▶ _Problem to solve_
Take the data that follows and retype it word for word.

— start of Record set —

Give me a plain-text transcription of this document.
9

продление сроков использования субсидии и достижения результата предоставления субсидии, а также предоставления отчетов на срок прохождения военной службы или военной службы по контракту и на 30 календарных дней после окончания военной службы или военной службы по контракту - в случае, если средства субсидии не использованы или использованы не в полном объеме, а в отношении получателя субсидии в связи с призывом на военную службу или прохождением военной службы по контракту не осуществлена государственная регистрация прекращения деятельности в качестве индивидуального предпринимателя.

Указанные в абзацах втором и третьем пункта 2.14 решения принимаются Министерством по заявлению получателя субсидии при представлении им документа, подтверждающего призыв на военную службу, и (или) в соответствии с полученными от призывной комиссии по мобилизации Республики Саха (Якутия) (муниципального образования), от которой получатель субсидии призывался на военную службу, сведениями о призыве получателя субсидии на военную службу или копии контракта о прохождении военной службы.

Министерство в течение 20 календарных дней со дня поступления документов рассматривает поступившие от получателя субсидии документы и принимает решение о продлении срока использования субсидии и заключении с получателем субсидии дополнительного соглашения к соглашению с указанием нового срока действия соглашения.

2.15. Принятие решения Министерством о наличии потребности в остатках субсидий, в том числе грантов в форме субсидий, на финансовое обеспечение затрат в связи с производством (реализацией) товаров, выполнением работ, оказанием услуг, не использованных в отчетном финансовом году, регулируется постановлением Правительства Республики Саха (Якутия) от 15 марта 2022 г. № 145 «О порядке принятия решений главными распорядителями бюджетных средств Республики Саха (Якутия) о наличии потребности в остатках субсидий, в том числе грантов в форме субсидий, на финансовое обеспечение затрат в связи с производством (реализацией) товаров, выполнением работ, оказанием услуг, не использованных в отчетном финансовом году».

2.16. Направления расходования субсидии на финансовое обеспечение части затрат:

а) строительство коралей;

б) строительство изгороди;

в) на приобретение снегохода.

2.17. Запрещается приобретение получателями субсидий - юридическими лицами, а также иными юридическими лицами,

— end of Record set —

▶ _Response to this exercise_
Give me a plain-text transcription of this document.
9

продление сроков использования субсидии и достижения результата предоставления субсидии, а также предоставления отчетов на срок прохождения военной службы или военной службы по контракту и на 30 календарных дней после окончания военной службы или военной службы по контракту - в случае, если средства субсидии не использованы или использованы не в полном объеме, а в отношении получателя субсидии в связи с призывом на военную службу или прохождением военной службы по контракту не осуществлена государственная регистрация прекращения деятельности в качестве индивидуального предпринимателя.

Указанные в абзацах втором и третьем пункта 2.14 решения принимаются Министерством по заявлению получателя субсидии при представлении им документа, подтверждающего призыв на военную службу, и (или) в соответствии с полученными от призывной комиссии по мобилизации Республики Саха (Якутия) (муниципального образования), от которой получатель субсидии призывался на военную службу, сведениями о призыве получателя субсидии на военную службу или копии контракта о прохождении военной службы.

Министерство в течение 20 календарных дней со дня поступления документов рассматривает поступившие от получателя субсидии документы и принимает решение о продлении срока использования субсидии и заключении с получателем субсидии дополнительного соглашения к соглашению с указанием нового срока действия соглашения.

2.15. Принятие решения Министерством о наличии потребности в остатках субсидий, в том числе грантов в форме субсидий, на финансовое обеспечение затрат в связи с производством (реализацией) товаров, выполнением работ, оказанием услуг, не использованных в отчетном финансовом году, регулируется постановлением Правительства Республики Саха (Якутия) от 15 марта 2022 г. № 145 «О порядке принятия решений главными распорядителями бюджетных средств Республики Саха (Якутия) о наличии потребности в остатках субсидий, в том числе грантов в форме субсидий, на финансовое обеспечение затрат в связи с производством (реализацией) товаров, выполнением работ, оказанием услуг, не использованных в отчетном финансовом году».

2.16. Направления расходования субсидии на финансовое обеспечение части затрат:

а) строительство коралей;

б) строительство изгороди;

в) на приобретение снегохода.

2.17. Запрещается приобретение получателями субсидий - юридическими лицами, а также иными юридическими лицами,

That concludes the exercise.